Figure dataset records
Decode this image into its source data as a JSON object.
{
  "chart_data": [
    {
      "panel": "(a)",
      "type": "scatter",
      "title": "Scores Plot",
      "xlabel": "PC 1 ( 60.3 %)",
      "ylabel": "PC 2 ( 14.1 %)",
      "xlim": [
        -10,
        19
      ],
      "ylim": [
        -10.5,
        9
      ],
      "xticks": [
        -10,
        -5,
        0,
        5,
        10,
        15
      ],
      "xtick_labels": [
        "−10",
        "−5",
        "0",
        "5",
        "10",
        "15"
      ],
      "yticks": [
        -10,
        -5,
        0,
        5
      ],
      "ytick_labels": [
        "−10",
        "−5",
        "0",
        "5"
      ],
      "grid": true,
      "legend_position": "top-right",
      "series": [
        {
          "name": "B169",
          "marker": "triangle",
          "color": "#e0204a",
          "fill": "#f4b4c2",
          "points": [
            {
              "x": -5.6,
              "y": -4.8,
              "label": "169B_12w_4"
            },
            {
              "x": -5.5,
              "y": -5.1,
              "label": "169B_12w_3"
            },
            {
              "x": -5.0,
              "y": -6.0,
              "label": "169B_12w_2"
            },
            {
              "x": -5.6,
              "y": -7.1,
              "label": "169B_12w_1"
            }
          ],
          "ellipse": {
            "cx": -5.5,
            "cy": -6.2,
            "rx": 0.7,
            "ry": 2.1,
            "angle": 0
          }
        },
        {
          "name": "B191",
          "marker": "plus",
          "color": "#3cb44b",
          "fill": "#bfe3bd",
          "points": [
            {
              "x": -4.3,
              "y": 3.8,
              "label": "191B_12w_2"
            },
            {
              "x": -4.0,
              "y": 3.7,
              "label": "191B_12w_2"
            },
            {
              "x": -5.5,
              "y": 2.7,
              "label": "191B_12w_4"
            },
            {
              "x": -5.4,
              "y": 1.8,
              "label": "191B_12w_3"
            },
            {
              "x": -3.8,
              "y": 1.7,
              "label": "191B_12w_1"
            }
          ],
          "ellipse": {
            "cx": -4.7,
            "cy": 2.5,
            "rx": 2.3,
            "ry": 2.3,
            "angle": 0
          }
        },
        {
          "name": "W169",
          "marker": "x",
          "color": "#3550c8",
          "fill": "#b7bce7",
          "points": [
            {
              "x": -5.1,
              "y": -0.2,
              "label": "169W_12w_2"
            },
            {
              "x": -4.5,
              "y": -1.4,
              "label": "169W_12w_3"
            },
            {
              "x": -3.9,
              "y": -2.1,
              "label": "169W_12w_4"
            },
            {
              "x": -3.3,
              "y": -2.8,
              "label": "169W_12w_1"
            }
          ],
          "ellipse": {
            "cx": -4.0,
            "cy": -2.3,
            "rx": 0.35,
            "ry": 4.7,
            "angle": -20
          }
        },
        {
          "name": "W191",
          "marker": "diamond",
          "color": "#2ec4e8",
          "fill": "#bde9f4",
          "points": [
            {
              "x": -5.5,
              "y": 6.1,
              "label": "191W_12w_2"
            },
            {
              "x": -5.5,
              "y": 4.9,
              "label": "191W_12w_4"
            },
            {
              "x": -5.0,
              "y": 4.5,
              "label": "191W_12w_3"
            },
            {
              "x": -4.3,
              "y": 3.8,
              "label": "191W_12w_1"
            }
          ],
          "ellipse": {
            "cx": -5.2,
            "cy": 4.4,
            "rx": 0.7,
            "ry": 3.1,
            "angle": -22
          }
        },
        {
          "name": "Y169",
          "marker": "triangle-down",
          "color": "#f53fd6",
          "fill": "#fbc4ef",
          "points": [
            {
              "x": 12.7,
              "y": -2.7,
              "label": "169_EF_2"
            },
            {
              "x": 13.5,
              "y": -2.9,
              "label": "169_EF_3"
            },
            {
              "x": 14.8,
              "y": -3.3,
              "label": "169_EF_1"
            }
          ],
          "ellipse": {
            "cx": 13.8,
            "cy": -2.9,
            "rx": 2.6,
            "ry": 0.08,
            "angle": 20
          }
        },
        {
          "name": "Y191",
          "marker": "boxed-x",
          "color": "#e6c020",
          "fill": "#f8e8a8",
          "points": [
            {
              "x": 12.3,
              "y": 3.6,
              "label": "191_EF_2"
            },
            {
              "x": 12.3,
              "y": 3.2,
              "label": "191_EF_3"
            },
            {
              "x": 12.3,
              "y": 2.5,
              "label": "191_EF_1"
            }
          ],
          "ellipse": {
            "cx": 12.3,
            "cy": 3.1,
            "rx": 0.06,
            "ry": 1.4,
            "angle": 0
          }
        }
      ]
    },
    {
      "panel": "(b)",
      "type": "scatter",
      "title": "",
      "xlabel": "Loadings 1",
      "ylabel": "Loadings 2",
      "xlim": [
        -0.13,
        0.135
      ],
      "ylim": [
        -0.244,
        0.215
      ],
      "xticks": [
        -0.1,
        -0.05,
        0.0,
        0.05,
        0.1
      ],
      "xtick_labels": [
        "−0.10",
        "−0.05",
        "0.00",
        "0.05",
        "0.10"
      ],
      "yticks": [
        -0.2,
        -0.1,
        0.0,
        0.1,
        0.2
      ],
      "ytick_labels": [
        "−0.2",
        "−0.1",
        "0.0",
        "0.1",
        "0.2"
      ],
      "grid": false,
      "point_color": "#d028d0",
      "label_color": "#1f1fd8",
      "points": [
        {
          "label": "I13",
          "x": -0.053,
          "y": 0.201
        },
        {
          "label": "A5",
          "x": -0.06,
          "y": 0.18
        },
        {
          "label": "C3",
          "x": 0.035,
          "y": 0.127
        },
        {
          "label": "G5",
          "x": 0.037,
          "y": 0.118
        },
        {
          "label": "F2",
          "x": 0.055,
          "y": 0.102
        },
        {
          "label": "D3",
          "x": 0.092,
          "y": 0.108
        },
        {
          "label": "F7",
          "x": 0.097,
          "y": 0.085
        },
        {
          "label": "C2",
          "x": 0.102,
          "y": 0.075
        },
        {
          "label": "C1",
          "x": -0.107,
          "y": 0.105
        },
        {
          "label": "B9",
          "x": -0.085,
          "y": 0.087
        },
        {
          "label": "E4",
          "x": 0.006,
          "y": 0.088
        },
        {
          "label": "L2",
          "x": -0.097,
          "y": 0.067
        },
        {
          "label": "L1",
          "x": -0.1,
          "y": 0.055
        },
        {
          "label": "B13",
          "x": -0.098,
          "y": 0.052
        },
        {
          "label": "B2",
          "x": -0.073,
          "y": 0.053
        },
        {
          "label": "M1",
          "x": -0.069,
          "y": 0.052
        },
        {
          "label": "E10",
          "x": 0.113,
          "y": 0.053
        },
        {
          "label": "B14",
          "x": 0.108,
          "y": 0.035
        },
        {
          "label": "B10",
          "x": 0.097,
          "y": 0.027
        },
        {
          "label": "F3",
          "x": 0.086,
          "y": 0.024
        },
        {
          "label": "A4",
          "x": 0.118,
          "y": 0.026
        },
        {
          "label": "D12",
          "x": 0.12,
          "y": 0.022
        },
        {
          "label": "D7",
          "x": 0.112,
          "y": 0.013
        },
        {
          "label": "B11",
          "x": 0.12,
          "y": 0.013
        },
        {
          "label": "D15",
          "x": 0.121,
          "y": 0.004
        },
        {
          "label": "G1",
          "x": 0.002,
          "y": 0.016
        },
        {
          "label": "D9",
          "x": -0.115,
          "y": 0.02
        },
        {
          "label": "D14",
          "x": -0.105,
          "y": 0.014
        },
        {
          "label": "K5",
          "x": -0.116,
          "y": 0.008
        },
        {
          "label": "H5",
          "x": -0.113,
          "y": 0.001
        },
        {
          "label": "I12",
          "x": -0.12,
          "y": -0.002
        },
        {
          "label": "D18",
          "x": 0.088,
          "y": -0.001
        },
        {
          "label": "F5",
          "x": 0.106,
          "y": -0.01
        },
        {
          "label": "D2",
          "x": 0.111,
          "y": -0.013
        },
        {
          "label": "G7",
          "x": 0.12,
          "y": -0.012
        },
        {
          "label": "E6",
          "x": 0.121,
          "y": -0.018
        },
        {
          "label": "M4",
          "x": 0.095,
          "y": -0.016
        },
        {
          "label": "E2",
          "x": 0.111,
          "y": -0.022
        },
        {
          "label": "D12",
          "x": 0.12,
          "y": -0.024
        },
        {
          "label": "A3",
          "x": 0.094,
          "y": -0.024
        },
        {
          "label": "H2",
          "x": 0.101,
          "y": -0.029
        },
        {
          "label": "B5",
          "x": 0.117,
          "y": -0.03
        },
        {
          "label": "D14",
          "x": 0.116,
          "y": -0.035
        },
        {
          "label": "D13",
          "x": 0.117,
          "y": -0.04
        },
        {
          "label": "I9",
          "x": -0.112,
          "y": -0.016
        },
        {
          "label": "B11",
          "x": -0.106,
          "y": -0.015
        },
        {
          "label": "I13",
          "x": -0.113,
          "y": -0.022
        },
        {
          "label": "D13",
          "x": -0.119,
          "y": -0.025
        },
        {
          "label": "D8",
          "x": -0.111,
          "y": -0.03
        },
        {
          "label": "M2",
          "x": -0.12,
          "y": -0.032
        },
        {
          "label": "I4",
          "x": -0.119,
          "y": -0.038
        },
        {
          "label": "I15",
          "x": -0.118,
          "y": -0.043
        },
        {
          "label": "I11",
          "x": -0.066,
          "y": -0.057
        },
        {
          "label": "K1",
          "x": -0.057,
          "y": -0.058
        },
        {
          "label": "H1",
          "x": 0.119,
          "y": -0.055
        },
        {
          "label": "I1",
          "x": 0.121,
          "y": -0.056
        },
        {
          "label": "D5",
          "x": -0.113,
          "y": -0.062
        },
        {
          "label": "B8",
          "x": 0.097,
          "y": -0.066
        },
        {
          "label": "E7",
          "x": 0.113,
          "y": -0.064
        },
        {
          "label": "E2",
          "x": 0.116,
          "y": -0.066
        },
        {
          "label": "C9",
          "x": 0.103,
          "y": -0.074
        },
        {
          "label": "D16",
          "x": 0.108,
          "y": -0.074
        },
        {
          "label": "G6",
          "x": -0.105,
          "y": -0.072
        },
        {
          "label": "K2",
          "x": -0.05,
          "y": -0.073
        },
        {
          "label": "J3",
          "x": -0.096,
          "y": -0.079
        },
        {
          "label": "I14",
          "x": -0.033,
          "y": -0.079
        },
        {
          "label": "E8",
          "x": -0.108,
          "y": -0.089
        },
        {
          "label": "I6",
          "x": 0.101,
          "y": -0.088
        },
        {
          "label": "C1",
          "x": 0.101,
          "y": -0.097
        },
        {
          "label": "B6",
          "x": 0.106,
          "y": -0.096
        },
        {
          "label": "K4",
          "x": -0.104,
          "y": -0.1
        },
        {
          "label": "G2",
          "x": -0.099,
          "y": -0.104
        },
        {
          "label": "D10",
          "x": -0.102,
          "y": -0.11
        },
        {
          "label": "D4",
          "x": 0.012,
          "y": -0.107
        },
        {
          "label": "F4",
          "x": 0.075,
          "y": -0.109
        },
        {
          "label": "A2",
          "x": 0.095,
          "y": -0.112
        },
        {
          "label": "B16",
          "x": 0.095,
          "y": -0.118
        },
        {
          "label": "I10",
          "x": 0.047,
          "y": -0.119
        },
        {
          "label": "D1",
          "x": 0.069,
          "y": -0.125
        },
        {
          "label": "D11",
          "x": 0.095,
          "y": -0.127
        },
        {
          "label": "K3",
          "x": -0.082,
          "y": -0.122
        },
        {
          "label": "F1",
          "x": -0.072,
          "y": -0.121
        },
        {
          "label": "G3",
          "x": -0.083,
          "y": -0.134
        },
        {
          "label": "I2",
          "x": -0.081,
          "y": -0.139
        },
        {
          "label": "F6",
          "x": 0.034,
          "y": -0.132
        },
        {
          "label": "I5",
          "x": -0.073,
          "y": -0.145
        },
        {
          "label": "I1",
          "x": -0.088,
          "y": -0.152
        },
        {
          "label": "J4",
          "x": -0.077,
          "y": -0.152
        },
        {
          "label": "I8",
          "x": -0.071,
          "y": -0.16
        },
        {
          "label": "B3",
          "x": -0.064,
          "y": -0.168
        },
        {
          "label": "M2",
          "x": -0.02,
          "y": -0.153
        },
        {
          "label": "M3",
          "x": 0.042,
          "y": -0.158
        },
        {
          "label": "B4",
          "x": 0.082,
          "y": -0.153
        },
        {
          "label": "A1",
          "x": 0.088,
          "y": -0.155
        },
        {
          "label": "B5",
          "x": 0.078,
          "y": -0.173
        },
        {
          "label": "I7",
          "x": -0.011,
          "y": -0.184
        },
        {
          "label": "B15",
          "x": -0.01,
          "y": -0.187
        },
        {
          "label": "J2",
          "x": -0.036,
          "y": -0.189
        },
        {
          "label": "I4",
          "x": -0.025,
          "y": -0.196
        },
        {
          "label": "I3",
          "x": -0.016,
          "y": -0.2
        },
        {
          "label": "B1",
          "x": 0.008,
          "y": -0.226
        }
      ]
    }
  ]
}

▶ **Exercise instructions**
Examine the entries and report how many of their lines contain the string "name", giving no more than the number.

▶ **Answer in full**
6